>>
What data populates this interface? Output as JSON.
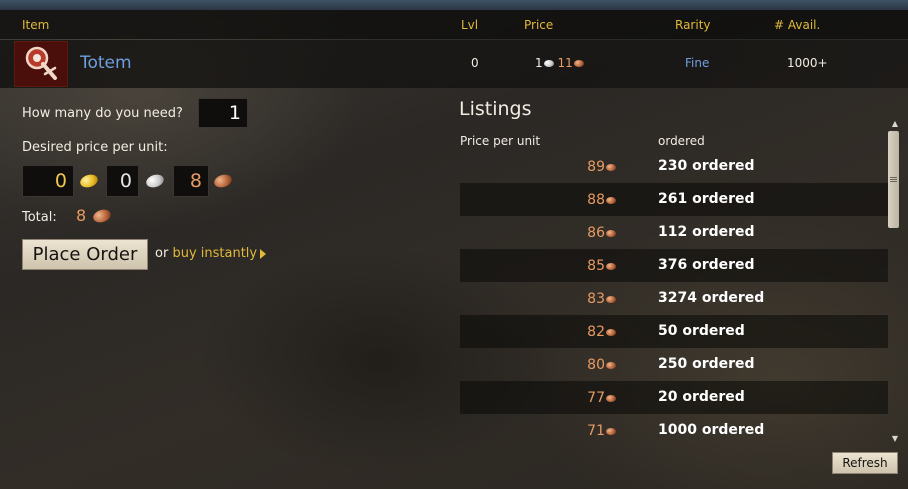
{
  "header": {
    "item": "Item",
    "level": "Lvl",
    "price": "Price",
    "rarity": "Rarity",
    "available": "# Avail."
  },
  "item": {
    "icon": "totem-item-icon",
    "name": "Totem",
    "level": "0",
    "price_silver": "1",
    "price_copper": "11",
    "rarity": "Fine",
    "available": "1000+"
  },
  "order_form": {
    "quantity_label": "How many do you need?",
    "quantity_value": "1",
    "price_label": "Desired price per unit:",
    "gold": "0",
    "silver": "0",
    "copper": "8",
    "total_label": "Total:",
    "total_value": "8",
    "place_order": "Place Order",
    "or_text": "or",
    "buy_instantly": "buy instantly"
  },
  "listings": {
    "title": "Listings",
    "col_price": "Price per unit",
    "col_ordered": "ordered",
    "rows": [
      {
        "price": "89",
        "ordered": "230 ordered"
      },
      {
        "price": "88",
        "ordered": "261 ordered"
      },
      {
        "price": "86",
        "ordered": "112 ordered"
      },
      {
        "price": "85",
        "ordered": "376 ordered"
      },
      {
        "price": "83",
        "ordered": "3274 ordered"
      },
      {
        "price": "82",
        "ordered": "50 ordered"
      },
      {
        "price": "80",
        "ordered": "250 ordered"
      },
      {
        "price": "77",
        "ordered": "20 ordered"
      },
      {
        "price": "71",
        "ordered": "1000 ordered"
      }
    ]
  },
  "refresh_label": "Refresh",
  "colors": {
    "header_text": "#e2b93a",
    "item_name": "#6f9fe0",
    "copper_text": "#e79a62"
  }
}
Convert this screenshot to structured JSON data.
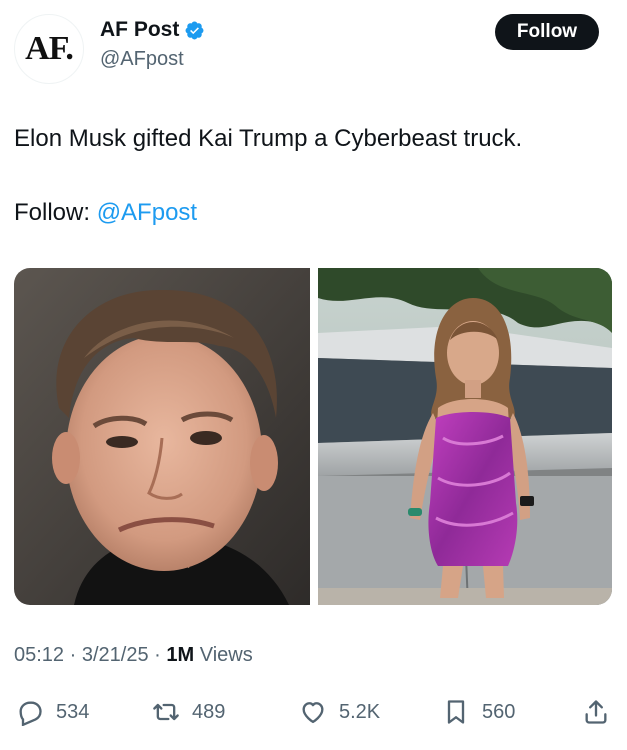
{
  "author": {
    "avatar_text": "AF.",
    "display_name": "AF Post",
    "handle": "@AFpost",
    "verified_icon": "verified-badge-icon",
    "verified_color": "#1d9bf0"
  },
  "follow_button": {
    "label": "Follow"
  },
  "tweet": {
    "text": "Elon Musk gifted Kai Trump a Cyberbeast truck.",
    "follow_prefix": "Follow: ",
    "follow_mention": "@AFpost",
    "mention_color": "#1d9bf0"
  },
  "media": [
    {
      "kind": "photo",
      "subject": "man-portrait"
    },
    {
      "kind": "photo",
      "subject": "woman-with-truck"
    }
  ],
  "meta": {
    "time": "05:12",
    "sep1": " · ",
    "date": "3/21/25",
    "sep2": " · ",
    "views_count": "1M",
    "views_label": " Views"
  },
  "actions": {
    "replies": {
      "icon": "reply-icon",
      "count": "534"
    },
    "reposts": {
      "icon": "repost-icon",
      "count": "489"
    },
    "likes": {
      "icon": "heart-icon",
      "count": "5.2K"
    },
    "bookmarks": {
      "icon": "bookmark-icon",
      "count": "560"
    },
    "share": {
      "icon": "share-icon"
    }
  }
}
<<
→ WHAT TO DO
From the listing above, copy out each line where the word "data" appears.

→ FINAL RESULT
What data populates this interface? Output as JSON.
Convert this screenshot to structured JSON data.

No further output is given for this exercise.